>> Start The data
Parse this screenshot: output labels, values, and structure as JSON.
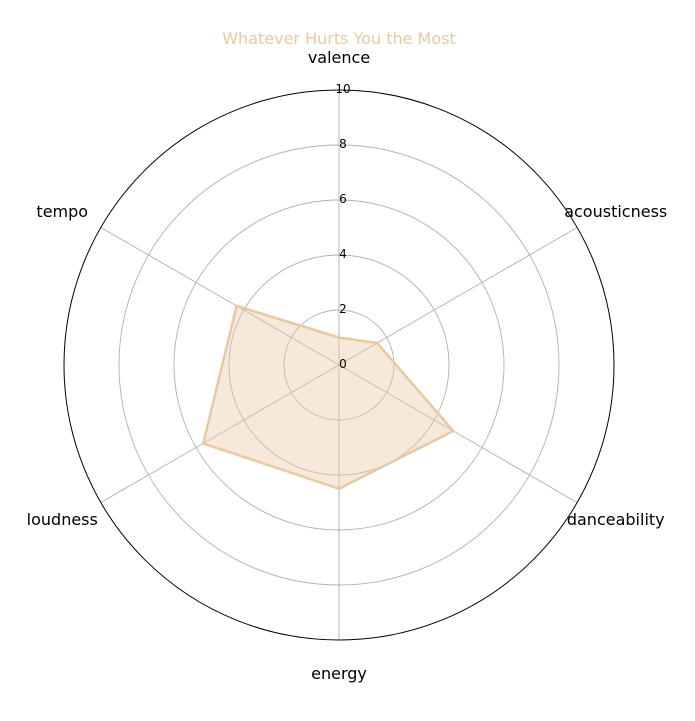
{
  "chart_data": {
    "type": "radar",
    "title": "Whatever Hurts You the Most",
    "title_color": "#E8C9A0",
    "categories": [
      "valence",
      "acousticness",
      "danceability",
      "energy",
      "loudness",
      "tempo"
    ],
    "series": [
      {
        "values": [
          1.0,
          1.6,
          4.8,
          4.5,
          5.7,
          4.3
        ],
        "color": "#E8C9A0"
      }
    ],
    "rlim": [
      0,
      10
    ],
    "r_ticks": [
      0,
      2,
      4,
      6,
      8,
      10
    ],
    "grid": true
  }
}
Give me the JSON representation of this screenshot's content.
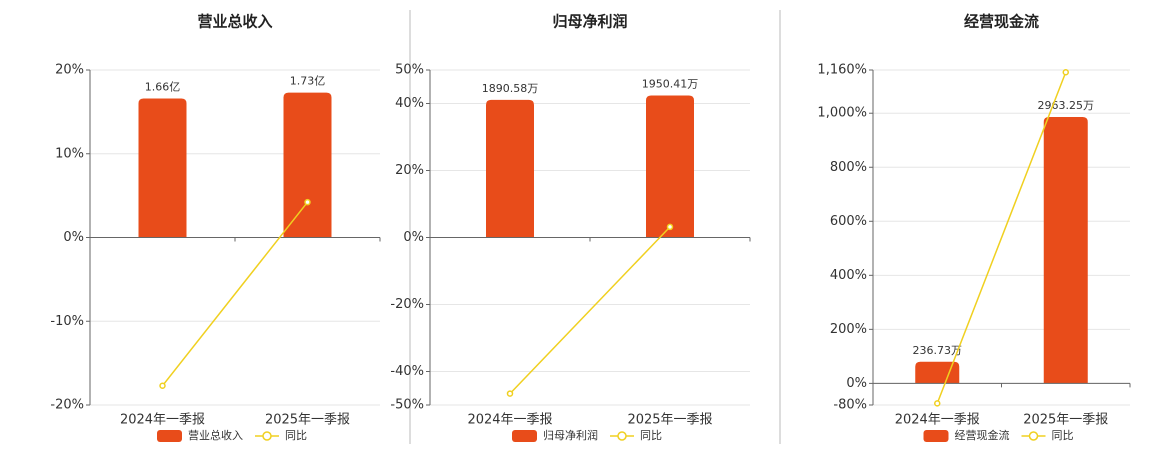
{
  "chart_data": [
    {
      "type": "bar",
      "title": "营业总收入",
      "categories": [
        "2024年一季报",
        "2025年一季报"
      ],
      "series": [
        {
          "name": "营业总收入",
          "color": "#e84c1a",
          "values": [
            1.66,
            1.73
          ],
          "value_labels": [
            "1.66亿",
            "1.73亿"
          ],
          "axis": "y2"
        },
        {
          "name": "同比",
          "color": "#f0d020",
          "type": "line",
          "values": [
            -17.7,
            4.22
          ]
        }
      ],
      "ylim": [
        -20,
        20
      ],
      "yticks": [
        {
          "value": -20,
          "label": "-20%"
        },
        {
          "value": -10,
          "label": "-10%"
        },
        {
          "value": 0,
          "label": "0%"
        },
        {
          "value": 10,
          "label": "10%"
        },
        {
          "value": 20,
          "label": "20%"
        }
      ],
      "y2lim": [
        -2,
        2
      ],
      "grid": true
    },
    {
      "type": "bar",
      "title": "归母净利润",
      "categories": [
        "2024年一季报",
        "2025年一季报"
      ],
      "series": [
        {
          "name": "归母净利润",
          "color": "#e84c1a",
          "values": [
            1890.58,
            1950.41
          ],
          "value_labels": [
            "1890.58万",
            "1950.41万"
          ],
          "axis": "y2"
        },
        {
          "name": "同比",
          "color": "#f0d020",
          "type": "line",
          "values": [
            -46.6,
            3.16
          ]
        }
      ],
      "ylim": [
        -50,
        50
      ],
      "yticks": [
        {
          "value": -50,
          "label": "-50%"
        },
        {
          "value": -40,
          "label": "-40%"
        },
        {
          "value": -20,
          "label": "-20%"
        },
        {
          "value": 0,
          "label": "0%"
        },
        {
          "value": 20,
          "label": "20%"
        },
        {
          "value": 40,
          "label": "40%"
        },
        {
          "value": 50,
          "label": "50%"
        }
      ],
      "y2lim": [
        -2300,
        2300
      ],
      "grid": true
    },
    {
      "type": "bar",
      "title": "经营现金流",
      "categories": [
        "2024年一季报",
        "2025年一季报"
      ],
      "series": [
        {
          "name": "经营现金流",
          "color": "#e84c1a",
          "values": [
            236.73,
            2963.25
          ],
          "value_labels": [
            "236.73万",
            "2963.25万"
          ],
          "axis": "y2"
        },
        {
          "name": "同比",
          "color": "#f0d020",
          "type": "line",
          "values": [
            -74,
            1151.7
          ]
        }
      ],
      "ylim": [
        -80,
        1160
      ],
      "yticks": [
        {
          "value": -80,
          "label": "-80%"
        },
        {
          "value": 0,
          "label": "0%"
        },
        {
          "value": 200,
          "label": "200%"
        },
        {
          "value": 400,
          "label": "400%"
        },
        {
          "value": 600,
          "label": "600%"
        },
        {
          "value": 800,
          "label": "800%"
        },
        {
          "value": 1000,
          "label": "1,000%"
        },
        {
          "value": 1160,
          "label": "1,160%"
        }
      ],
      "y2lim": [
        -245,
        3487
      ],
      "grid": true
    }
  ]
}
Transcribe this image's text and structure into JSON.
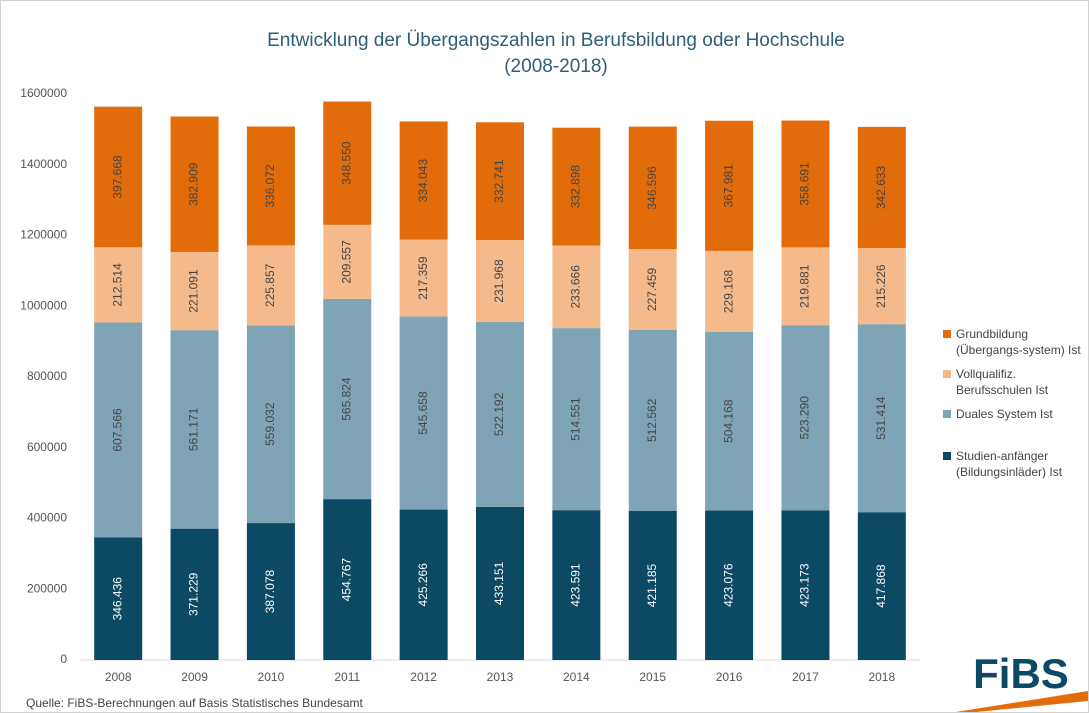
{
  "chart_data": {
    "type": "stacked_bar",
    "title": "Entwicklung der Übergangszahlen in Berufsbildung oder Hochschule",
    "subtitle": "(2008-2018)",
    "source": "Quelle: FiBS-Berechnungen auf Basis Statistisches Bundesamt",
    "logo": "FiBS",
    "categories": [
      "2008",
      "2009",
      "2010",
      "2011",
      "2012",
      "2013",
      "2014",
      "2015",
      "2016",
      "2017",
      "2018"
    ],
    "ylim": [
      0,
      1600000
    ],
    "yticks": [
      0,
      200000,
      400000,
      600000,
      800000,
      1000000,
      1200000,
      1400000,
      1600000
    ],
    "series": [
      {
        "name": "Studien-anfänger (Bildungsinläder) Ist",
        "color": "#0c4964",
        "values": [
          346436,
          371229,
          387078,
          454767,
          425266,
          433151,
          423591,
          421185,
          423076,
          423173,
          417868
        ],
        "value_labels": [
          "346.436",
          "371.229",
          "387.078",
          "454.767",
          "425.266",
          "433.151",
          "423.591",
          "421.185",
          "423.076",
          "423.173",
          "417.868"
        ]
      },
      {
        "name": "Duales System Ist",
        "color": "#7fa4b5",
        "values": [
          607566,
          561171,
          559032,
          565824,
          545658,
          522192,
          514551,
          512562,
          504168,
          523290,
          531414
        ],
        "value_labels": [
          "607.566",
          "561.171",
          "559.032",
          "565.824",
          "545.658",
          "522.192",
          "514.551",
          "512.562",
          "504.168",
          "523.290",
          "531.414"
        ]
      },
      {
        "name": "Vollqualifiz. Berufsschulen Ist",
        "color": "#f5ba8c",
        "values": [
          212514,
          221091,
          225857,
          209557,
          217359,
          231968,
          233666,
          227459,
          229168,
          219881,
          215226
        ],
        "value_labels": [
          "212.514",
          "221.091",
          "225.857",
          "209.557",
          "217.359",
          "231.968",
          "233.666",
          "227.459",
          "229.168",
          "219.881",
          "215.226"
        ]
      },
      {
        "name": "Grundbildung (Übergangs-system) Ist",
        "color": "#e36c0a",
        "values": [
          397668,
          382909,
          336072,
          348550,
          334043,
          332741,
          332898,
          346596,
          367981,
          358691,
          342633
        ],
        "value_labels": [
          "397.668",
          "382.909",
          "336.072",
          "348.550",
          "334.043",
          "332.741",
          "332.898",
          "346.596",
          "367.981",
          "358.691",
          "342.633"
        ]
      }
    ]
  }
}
>> End The data
• **Aim**
Leave every image out, and retype the material exactly.

• **The answer**
Parse this screenshot: output labels, values, and structure as JSON.
{
  "chart_data": {
    "type": "radar",
    "title": "Whatever Hurts You the Most",
    "title_color": "#E8C9A0",
    "categories": [
      "valence",
      "acousticness",
      "danceability",
      "energy",
      "loudness",
      "tempo"
    ],
    "series": [
      {
        "values": [
          1.0,
          1.6,
          4.8,
          4.5,
          5.7,
          4.3
        ],
        "color": "#E8C9A0"
      }
    ],
    "rlim": [
      0,
      10
    ],
    "r_ticks": [
      0,
      2,
      4,
      6,
      8,
      10
    ],
    "grid": true
  }
}
Give me the JSON representation of this screenshot's content.
{
  "chart_data": [
    {
      "type": "bar",
      "title": "营业总收入",
      "categories": [
        "2024年一季报",
        "2025年一季报"
      ],
      "series": [
        {
          "name": "营业总收入",
          "color": "#e84c1a",
          "values": [
            1.66,
            1.73
          ],
          "value_labels": [
            "1.66亿",
            "1.73亿"
          ],
          "axis": "y2"
        },
        {
          "name": "同比",
          "color": "#f0d020",
          "type": "line",
          "values": [
            -17.7,
            4.22
          ]
        }
      ],
      "ylim": [
        -20,
        20
      ],
      "yticks": [
        {
          "value": -20,
          "label": "-20%"
        },
        {
          "value": -10,
          "label": "-10%"
        },
        {
          "value": 0,
          "label": "0%"
        },
        {
          "value": 10,
          "label": "10%"
        },
        {
          "value": 20,
          "label": "20%"
        }
      ],
      "y2lim": [
        -2,
        2
      ],
      "grid": true
    },
    {
      "type": "bar",
      "title": "归母净利润",
      "categories": [
        "2024年一季报",
        "2025年一季报"
      ],
      "series": [
        {
          "name": "归母净利润",
          "color": "#e84c1a",
          "values": [
            1890.58,
            1950.41
          ],
          "value_labels": [
            "1890.58万",
            "1950.41万"
          ],
          "axis": "y2"
        },
        {
          "name": "同比",
          "color": "#f0d020",
          "type": "line",
          "values": [
            -46.6,
            3.16
          ]
        }
      ],
      "ylim": [
        -50,
        50
      ],
      "yticks": [
        {
          "value": -50,
          "label": "-50%"
        },
        {
          "value": -40,
          "label": "-40%"
        },
        {
          "value": -20,
          "label": "-20%"
        },
        {
          "value": 0,
          "label": "0%"
        },
        {
          "value": 20,
          "label": "20%"
        },
        {
          "value": 40,
          "label": "40%"
        },
        {
          "value": 50,
          "label": "50%"
        }
      ],
      "y2lim": [
        -2300,
        2300
      ],
      "grid": true
    },
    {
      "type": "bar",
      "title": "经营现金流",
      "categories": [
        "2024年一季报",
        "2025年一季报"
      ],
      "series": [
        {
          "name": "经营现金流",
          "color": "#e84c1a",
          "values": [
            236.73,
            2963.25
          ],
          "value_labels": [
            "236.73万",
            "2963.25万"
          ],
          "axis": "y2"
        },
        {
          "name": "同比",
          "color": "#f0d020",
          "type": "line",
          "values": [
            -74,
            1151.7
          ]
        }
      ],
      "ylim": [
        -80,
        1160
      ],
      "yticks": [
        {
          "value": -80,
          "label": "-80%"
        },
        {
          "value": 0,
          "label": "0%"
        },
        {
          "value": 200,
          "label": "200%"
        },
        {
          "value": 400,
          "label": "400%"
        },
        {
          "value": 600,
          "label": "600%"
        },
        {
          "value": 800,
          "label": "800%"
        },
        {
          "value": 1000,
          "label": "1,000%"
        },
        {
          "value": 1160,
          "label": "1,160%"
        }
      ],
      "y2lim": [
        -245,
        3487
      ],
      "grid": true
    }
  ]
}
Transcribe this image's text and structure into JSON.
{
  "chart_data": {
    "type": "stacked_bar",
    "title": "Entwicklung der Übergangszahlen in Berufsbildung oder Hochschule",
    "subtitle": "(2008-2018)",
    "source": "Quelle: FiBS-Berechnungen auf Basis Statistisches Bundesamt",
    "logo": "FiBS",
    "categories": [
      "2008",
      "2009",
      "2010",
      "2011",
      "2012",
      "2013",
      "2014",
      "2015",
      "2016",
      "2017",
      "2018"
    ],
    "ylim": [
      0,
      1600000
    ],
    "yticks": [
      0,
      200000,
      400000,
      600000,
      800000,
      1000000,
      1200000,
      1400000,
      1600000
    ],
    "series": [
      {
        "name": "Studien-anfänger (Bildungsinläder) Ist",
        "color": "#0c4964",
        "values": [
          346436,
          371229,
          387078,
          454767,
          425266,
          433151,
          423591,
          421185,
          423076,
          423173,
          417868
        ],
        "value_labels": [
          "346.436",
          "371.229",
          "387.078",
          "454.767",
          "425.266",
          "433.151",
          "423.591",
          "421.185",
          "423.076",
          "423.173",
          "417.868"
        ]
      },
      {
        "name": "Duales System Ist",
        "color": "#7fa4b5",
        "values": [
          607566,
          561171,
          559032,
          565824,
          545658,
          522192,
          514551,
          512562,
          504168,
          523290,
          531414
        ],
        "value_labels": [
          "607.566",
          "561.171",
          "559.032",
          "565.824",
          "545.658",
          "522.192",
          "514.551",
          "512.562",
          "504.168",
          "523.290",
          "531.414"
        ]
      },
      {
        "name": "Vollqualifiz. Berufsschulen Ist",
        "color": "#f5ba8c",
        "values": [
          212514,
          221091,
          225857,
          209557,
          217359,
          231968,
          233666,
          227459,
          229168,
          219881,
          215226
        ],
        "value_labels": [
          "212.514",
          "221.091",
          "225.857",
          "209.557",
          "217.359",
          "231.968",
          "233.666",
          "227.459",
          "229.168",
          "219.881",
          "215.226"
        ]
      },
      {
        "name": "Grundbildung (Übergangs-system) Ist",
        "color": "#e36c0a",
        "values": [
          397668,
          382909,
          336072,
          348550,
          334043,
          332741,
          332898,
          346596,
          367981,
          358691,
          342633
        ],
        "value_labels": [
          "397.668",
          "382.909",
          "336.072",
          "348.550",
          "334.043",
          "332.741",
          "332.898",
          "346.596",
          "367.981",
          "358.691",
          "342.633"
        ]
      }
    ]
  }
}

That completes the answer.